— start of MATERIAL FOR THIS EXERCISE —

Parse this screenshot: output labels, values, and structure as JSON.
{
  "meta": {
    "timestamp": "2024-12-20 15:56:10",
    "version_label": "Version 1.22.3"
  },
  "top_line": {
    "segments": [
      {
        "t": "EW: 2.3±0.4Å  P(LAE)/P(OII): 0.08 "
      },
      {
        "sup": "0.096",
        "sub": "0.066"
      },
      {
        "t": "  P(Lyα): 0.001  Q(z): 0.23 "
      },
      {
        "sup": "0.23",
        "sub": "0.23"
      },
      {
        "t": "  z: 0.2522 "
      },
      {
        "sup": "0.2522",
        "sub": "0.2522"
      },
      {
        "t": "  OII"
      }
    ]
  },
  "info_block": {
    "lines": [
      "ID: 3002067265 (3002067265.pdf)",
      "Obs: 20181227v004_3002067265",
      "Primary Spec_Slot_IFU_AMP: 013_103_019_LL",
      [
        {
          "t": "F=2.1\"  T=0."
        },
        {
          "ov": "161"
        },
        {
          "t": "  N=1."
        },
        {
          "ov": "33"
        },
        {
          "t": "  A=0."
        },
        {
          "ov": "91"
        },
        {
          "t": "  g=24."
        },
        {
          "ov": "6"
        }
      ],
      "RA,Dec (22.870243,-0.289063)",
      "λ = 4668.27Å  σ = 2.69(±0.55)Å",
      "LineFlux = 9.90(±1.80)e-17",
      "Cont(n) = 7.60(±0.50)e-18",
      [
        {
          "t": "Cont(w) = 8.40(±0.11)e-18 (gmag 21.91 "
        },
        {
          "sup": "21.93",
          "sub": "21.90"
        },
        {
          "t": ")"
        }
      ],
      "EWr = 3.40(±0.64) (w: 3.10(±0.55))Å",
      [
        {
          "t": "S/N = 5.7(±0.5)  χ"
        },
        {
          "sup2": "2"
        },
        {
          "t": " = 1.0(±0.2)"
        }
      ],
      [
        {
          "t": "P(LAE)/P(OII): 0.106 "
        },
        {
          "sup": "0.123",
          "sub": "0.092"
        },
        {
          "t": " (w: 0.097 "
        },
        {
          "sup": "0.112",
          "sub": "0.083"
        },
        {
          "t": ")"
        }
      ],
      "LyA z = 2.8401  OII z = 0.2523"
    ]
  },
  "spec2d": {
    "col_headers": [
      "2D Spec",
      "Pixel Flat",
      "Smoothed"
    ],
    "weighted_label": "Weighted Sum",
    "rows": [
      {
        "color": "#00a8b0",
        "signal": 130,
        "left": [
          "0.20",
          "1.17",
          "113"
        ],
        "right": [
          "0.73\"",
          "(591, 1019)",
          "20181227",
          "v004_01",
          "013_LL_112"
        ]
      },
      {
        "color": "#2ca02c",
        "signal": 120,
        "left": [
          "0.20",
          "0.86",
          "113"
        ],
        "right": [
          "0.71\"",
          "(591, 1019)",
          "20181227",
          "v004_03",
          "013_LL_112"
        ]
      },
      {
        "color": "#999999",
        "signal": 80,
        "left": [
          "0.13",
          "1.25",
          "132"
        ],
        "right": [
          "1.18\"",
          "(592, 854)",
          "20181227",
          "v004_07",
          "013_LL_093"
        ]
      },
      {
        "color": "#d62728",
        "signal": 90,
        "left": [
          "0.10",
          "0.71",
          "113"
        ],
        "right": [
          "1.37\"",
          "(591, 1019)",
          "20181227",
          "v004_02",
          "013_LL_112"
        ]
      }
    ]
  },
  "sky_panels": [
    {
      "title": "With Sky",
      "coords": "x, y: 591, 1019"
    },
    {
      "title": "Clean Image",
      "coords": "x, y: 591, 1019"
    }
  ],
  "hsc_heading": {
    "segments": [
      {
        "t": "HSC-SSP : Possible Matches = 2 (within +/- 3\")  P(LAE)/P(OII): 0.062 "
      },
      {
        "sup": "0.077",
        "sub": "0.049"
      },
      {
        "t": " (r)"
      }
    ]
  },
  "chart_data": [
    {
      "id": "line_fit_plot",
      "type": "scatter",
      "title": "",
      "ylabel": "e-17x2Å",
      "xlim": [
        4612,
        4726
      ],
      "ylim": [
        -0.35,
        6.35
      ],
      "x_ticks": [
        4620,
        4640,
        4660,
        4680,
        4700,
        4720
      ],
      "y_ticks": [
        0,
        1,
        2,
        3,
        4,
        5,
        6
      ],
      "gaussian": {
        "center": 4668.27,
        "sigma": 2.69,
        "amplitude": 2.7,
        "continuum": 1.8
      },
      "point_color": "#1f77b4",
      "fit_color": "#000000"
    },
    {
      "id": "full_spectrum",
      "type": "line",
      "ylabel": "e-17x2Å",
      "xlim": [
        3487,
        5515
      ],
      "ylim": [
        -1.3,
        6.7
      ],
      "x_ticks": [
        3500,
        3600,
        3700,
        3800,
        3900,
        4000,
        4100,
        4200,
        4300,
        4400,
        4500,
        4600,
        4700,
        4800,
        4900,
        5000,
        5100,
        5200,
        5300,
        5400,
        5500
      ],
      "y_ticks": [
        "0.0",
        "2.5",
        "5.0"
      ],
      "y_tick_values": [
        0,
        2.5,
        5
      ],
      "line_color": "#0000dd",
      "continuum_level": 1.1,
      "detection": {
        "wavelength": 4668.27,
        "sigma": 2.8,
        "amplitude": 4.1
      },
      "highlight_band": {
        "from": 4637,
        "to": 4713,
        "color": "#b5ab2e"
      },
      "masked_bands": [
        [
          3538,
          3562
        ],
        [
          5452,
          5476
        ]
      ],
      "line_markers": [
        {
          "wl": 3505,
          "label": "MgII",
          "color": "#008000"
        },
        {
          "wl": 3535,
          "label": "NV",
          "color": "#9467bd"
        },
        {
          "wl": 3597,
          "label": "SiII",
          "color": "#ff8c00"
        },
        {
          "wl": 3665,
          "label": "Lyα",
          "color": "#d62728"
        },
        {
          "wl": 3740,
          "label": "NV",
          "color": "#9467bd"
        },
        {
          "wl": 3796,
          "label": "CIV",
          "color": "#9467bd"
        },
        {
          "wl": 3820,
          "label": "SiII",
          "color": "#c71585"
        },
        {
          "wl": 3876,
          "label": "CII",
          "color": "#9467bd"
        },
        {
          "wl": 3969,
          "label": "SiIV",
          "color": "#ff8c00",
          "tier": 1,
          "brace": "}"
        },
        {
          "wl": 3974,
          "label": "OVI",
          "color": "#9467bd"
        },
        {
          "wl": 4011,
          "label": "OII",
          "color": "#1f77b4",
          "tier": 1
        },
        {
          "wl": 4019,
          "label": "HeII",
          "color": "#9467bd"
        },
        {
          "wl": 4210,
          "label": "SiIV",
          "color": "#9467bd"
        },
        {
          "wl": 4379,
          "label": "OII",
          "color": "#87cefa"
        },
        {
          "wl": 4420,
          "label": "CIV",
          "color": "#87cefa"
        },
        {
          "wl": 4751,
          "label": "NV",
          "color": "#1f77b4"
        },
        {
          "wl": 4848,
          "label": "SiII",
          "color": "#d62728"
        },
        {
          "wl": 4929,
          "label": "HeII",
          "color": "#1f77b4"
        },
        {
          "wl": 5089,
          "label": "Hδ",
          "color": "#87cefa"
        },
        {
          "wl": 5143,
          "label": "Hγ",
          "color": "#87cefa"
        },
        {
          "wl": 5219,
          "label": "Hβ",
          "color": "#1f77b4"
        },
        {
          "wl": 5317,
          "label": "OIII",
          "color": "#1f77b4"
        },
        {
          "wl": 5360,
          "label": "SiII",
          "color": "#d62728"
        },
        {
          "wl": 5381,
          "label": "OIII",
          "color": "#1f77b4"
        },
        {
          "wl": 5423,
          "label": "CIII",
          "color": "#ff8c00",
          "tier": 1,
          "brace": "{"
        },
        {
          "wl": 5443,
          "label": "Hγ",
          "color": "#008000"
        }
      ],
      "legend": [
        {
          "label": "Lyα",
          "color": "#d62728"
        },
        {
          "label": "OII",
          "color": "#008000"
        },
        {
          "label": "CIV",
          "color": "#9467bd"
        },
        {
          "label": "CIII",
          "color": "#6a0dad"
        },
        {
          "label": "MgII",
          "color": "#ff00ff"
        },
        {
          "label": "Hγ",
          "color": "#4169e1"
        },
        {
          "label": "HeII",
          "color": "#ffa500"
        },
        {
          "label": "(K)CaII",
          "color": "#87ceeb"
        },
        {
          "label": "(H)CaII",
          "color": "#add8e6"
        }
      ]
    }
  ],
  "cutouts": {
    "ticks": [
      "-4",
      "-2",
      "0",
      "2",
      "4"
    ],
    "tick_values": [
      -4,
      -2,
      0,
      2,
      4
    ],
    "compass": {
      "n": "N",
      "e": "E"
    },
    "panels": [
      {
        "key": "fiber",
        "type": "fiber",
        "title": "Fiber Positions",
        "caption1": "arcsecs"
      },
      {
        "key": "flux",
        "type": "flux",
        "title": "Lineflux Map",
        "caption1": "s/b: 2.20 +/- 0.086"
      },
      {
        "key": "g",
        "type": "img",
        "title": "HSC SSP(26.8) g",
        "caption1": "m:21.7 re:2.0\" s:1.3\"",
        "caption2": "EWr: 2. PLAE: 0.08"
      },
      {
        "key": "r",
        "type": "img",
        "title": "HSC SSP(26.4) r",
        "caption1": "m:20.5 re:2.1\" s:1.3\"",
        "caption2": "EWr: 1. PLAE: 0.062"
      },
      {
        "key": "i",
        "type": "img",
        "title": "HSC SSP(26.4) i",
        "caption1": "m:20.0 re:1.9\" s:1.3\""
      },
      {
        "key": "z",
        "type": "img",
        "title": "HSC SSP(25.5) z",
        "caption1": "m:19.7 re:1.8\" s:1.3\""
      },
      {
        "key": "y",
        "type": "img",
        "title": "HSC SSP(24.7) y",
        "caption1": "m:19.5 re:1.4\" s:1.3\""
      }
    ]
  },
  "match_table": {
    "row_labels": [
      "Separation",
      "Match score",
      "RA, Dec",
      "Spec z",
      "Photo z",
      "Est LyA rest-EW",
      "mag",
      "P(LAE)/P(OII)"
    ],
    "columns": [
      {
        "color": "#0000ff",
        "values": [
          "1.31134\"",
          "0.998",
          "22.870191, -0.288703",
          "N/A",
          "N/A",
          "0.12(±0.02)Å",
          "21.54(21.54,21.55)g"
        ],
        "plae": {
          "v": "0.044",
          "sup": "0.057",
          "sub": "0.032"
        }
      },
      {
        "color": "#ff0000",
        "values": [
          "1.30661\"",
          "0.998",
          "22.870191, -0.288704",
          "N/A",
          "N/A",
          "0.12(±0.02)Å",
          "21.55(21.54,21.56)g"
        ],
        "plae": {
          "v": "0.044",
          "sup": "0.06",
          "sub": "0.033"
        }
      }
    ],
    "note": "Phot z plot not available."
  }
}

— end of MATERIAL FOR THIS EXERCISE —

DESCRIPTION OF THE TASK
Exactly how many lines in the data above contain the word "signal"? Respond with the number and nothing more.

RESULT
4